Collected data
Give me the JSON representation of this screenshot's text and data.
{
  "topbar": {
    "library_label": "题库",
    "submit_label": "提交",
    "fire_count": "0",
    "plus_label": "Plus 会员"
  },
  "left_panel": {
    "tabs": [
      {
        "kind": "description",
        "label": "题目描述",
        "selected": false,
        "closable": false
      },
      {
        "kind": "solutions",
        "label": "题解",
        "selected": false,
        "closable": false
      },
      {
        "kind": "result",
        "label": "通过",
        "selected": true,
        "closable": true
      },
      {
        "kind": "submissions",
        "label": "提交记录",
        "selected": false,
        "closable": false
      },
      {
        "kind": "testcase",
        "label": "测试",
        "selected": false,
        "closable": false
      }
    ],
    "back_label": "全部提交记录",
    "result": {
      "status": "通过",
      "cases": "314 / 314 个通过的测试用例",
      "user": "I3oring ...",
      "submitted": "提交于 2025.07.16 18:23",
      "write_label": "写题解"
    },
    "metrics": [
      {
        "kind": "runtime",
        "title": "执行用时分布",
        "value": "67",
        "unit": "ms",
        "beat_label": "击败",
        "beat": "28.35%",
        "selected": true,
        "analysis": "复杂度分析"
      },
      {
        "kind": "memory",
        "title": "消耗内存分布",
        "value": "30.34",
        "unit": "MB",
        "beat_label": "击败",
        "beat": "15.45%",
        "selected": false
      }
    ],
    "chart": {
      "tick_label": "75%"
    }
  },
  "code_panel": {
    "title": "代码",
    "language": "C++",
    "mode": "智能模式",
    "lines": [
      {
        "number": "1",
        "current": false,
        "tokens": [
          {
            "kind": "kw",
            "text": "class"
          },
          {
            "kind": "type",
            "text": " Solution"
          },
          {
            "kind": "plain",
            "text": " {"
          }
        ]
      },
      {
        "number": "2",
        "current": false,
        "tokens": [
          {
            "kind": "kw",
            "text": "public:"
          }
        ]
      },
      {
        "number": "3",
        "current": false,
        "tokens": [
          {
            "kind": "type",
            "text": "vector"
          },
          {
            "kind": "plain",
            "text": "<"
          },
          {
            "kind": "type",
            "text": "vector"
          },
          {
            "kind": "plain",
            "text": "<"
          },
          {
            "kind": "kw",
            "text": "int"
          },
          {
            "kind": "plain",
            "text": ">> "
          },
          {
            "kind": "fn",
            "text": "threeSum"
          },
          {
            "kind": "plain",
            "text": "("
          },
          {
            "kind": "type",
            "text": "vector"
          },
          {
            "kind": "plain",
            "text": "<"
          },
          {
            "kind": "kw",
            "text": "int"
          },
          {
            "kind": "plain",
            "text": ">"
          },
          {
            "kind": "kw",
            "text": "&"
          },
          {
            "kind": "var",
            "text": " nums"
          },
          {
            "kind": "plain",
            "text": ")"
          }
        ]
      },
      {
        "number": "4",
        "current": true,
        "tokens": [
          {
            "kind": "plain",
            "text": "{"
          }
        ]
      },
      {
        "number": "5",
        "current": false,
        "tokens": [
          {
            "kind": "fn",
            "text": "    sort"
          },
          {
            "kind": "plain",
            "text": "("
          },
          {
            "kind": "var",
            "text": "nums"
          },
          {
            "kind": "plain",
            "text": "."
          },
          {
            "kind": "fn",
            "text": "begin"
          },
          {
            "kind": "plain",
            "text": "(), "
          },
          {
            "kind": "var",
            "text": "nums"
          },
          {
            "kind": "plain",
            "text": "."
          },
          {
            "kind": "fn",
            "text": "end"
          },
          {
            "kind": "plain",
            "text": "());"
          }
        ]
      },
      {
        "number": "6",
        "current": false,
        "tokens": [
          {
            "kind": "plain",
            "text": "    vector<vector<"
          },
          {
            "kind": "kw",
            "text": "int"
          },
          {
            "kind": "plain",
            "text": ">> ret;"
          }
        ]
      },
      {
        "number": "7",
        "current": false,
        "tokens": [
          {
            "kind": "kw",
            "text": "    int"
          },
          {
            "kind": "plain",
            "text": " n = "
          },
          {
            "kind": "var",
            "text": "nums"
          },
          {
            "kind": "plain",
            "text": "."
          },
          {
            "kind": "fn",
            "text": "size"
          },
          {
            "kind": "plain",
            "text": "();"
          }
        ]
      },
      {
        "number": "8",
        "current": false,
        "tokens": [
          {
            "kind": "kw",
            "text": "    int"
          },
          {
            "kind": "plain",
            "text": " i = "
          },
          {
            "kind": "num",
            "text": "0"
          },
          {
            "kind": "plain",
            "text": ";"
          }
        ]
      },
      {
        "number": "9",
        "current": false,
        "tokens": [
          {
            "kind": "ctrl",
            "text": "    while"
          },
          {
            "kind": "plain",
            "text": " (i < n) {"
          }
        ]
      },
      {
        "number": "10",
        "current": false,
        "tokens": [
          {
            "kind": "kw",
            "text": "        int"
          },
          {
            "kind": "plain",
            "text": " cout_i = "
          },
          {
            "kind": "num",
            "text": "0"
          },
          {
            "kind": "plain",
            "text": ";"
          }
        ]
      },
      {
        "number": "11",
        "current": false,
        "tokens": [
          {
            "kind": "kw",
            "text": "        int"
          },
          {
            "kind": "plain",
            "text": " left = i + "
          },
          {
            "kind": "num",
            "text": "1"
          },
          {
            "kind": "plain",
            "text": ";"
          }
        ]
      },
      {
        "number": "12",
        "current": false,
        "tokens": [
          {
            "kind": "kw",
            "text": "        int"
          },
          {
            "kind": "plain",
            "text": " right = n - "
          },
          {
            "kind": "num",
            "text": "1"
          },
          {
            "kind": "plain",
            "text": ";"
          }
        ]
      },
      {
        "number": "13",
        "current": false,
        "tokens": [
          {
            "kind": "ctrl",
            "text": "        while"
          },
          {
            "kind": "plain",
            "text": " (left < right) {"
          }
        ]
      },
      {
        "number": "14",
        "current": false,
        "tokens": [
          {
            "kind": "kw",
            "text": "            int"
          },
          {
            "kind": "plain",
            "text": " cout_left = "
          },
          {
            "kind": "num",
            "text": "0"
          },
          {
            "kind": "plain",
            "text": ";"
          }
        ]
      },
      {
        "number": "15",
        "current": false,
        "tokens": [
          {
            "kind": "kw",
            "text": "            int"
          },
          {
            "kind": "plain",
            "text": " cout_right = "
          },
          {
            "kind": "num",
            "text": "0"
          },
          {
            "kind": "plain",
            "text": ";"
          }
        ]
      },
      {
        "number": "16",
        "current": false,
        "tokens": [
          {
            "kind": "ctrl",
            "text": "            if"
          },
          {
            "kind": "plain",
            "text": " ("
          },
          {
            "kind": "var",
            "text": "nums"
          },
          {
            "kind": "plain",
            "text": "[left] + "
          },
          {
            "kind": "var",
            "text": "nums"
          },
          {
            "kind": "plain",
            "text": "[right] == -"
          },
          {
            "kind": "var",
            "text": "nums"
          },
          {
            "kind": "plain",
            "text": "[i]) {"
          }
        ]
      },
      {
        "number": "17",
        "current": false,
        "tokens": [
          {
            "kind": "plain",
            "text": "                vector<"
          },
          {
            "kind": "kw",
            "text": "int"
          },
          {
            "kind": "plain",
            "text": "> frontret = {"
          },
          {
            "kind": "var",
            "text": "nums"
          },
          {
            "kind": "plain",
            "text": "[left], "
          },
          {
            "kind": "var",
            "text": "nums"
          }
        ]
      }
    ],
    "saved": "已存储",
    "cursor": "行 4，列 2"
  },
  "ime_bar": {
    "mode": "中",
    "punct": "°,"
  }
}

**Aim of the task:**
Write out the listing once more, matching it exactly.

**Correct answer:**
Give me the JSON representation of this screenshot's text and data.
{
  "topbar": {
    "library_label": "题库",
    "submit_label": "提交",
    "fire_count": "0",
    "plus_label": "Plus 会员"
  },
  "left_panel": {
    "tabs": [
      {
        "kind": "description",
        "label": "题目描述",
        "selected": false,
        "closable": false
      },
      {
        "kind": "solutions",
        "label": "题解",
        "selected": false,
        "closable": false
      },
      {
        "kind": "result",
        "label": "通过",
        "selected": true,
        "closable": true
      },
      {
        "kind": "submissions",
        "label": "提交记录",
        "selected": false,
        "closable": false
      },
      {
        "kind": "testcase",
        "label": "测试",
        "selected": false,
        "closable": false
      }
    ],
    "back_label": "全部提交记录",
    "result": {
      "status": "通过",
      "cases": "314 / 314 个通过的测试用例",
      "user": "I3oring ...",
      "submitted": "提交于 2025.07.16 18:23",
      "write_label": "写题解"
    },
    "metrics": [
      {
        "kind": "runtime",
        "title": "执行用时分布",
        "value": "67",
        "unit": "ms",
        "beat_label": "击败",
        "beat": "28.35%",
        "selected": true,
        "analysis": "复杂度分析"
      },
      {
        "kind": "memory",
        "title": "消耗内存分布",
        "value": "30.34",
        "unit": "MB",
        "beat_label": "击败",
        "beat": "15.45%",
        "selected": false
      }
    ],
    "chart": {
      "tick_label": "75%"
    }
  },
  "code_panel": {
    "title": "代码",
    "language": "C++",
    "mode": "智能模式",
    "lines": [
      {
        "number": "1",
        "current": false,
        "tokens": [
          {
            "kind": "kw",
            "text": "class"
          },
          {
            "kind": "type",
            "text": " Solution"
          },
          {
            "kind": "plain",
            "text": " {"
          }
        ]
      },
      {
        "number": "2",
        "current": false,
        "tokens": [
          {
            "kind": "kw",
            "text": "public:"
          }
        ]
      },
      {
        "number": "3",
        "current": false,
        "tokens": [
          {
            "kind": "type",
            "text": "vector"
          },
          {
            "kind": "plain",
            "text": "<"
          },
          {
            "kind": "type",
            "text": "vector"
          },
          {
            "kind": "plain",
            "text": "<"
          },
          {
            "kind": "kw",
            "text": "int"
          },
          {
            "kind": "plain",
            "text": ">> "
          },
          {
            "kind": "fn",
            "text": "threeSum"
          },
          {
            "kind": "plain",
            "text": "("
          },
          {
            "kind": "type",
            "text": "vector"
          },
          {
            "kind": "plain",
            "text": "<"
          },
          {
            "kind": "kw",
            "text": "int"
          },
          {
            "kind": "plain",
            "text": ">"
          },
          {
            "kind": "kw",
            "text": "&"
          },
          {
            "kind": "var",
            "text": " nums"
          },
          {
            "kind": "plain",
            "text": ")"
          }
        ]
      },
      {
        "number": "4",
        "current": true,
        "tokens": [
          {
            "kind": "plain",
            "text": "{"
          }
        ]
      },
      {
        "number": "5",
        "current": false,
        "tokens": [
          {
            "kind": "fn",
            "text": "    sort"
          },
          {
            "kind": "plain",
            "text": "("
          },
          {
            "kind": "var",
            "text": "nums"
          },
          {
            "kind": "plain",
            "text": "."
          },
          {
            "kind": "fn",
            "text": "begin"
          },
          {
            "kind": "plain",
            "text": "(), "
          },
          {
            "kind": "var",
            "text": "nums"
          },
          {
            "kind": "plain",
            "text": "."
          },
          {
            "kind": "fn",
            "text": "end"
          },
          {
            "kind": "plain",
            "text": "());"
          }
        ]
      },
      {
        "number": "6",
        "current": false,
        "tokens": [
          {
            "kind": "plain",
            "text": "    vector<vector<"
          },
          {
            "kind": "kw",
            "text": "int"
          },
          {
            "kind": "plain",
            "text": ">> ret;"
          }
        ]
      },
      {
        "number": "7",
        "current": false,
        "tokens": [
          {
            "kind": "kw",
            "text": "    int"
          },
          {
            "kind": "plain",
            "text": " n = "
          },
          {
            "kind": "var",
            "text": "nums"
          },
          {
            "kind": "plain",
            "text": "."
          },
          {
            "kind": "fn",
            "text": "size"
          },
          {
            "kind": "plain",
            "text": "();"
          }
        ]
      },
      {
        "number": "8",
        "current": false,
        "tokens": [
          {
            "kind": "kw",
            "text": "    int"
          },
          {
            "kind": "plain",
            "text": " i = "
          },
          {
            "kind": "num",
            "text": "0"
          },
          {
            "kind": "plain",
            "text": ";"
          }
        ]
      },
      {
        "number": "9",
        "current": false,
        "tokens": [
          {
            "kind": "ctrl",
            "text": "    while"
          },
          {
            "kind": "plain",
            "text": " (i < n) {"
          }
        ]
      },
      {
        "number": "10",
        "current": false,
        "tokens": [
          {
            "kind": "kw",
            "text": "        int"
          },
          {
            "kind": "plain",
            "text": " cout_i = "
          },
          {
            "kind": "num",
            "text": "0"
          },
          {
            "kind": "plain",
            "text": ";"
          }
        ]
      },
      {
        "number": "11",
        "current": false,
        "tokens": [
          {
            "kind": "kw",
            "text": "        int"
          },
          {
            "kind": "plain",
            "text": " left = i + "
          },
          {
            "kind": "num",
            "text": "1"
          },
          {
            "kind": "plain",
            "text": ";"
          }
        ]
      },
      {
        "number": "12",
        "current": false,
        "tokens": [
          {
            "kind": "kw",
            "text": "        int"
          },
          {
            "kind": "plain",
            "text": " right = n - "
          },
          {
            "kind": "num",
            "text": "1"
          },
          {
            "kind": "plain",
            "text": ";"
          }
        ]
      },
      {
        "number": "13",
        "current": false,
        "tokens": [
          {
            "kind": "ctrl",
            "text": "        while"
          },
          {
            "kind": "plain",
            "text": " (left < right) {"
          }
        ]
      },
      {
        "number": "14",
        "current": false,
        "tokens": [
          {
            "kind": "kw",
            "text": "            int"
          },
          {
            "kind": "plain",
            "text": " cout_left = "
          },
          {
            "kind": "num",
            "text": "0"
          },
          {
            "kind": "plain",
            "text": ";"
          }
        ]
      },
      {
        "number": "15",
        "current": false,
        "tokens": [
          {
            "kind": "kw",
            "text": "            int"
          },
          {
            "kind": "plain",
            "text": " cout_right = "
          },
          {
            "kind": "num",
            "text": "0"
          },
          {
            "kind": "plain",
            "text": ";"
          }
        ]
      },
      {
        "number": "16",
        "current": false,
        "tokens": [
          {
            "kind": "ctrl",
            "text": "            if"
          },
          {
            "kind": "plain",
            "text": " ("
          },
          {
            "kind": "var",
            "text": "nums"
          },
          {
            "kind": "plain",
            "text": "[left] + "
          },
          {
            "kind": "var",
            "text": "nums"
          },
          {
            "kind": "plain",
            "text": "[right] == -"
          },
          {
            "kind": "var",
            "text": "nums"
          },
          {
            "kind": "plain",
            "text": "[i]) {"
          }
        ]
      },
      {
        "number": "17",
        "current": false,
        "tokens": [
          {
            "kind": "plain",
            "text": "                vector<"
          },
          {
            "kind": "kw",
            "text": "int"
          },
          {
            "kind": "plain",
            "text": "> frontret = {"
          },
          {
            "kind": "var",
            "text": "nums"
          },
          {
            "kind": "plain",
            "text": "[left], "
          },
          {
            "kind": "var",
            "text": "nums"
          }
        ]
      }
    ],
    "saved": "已存储",
    "cursor": "行 4，列 2"
  },
  "ime_bar": {
    "mode": "中",
    "punct": "°,"
  }
}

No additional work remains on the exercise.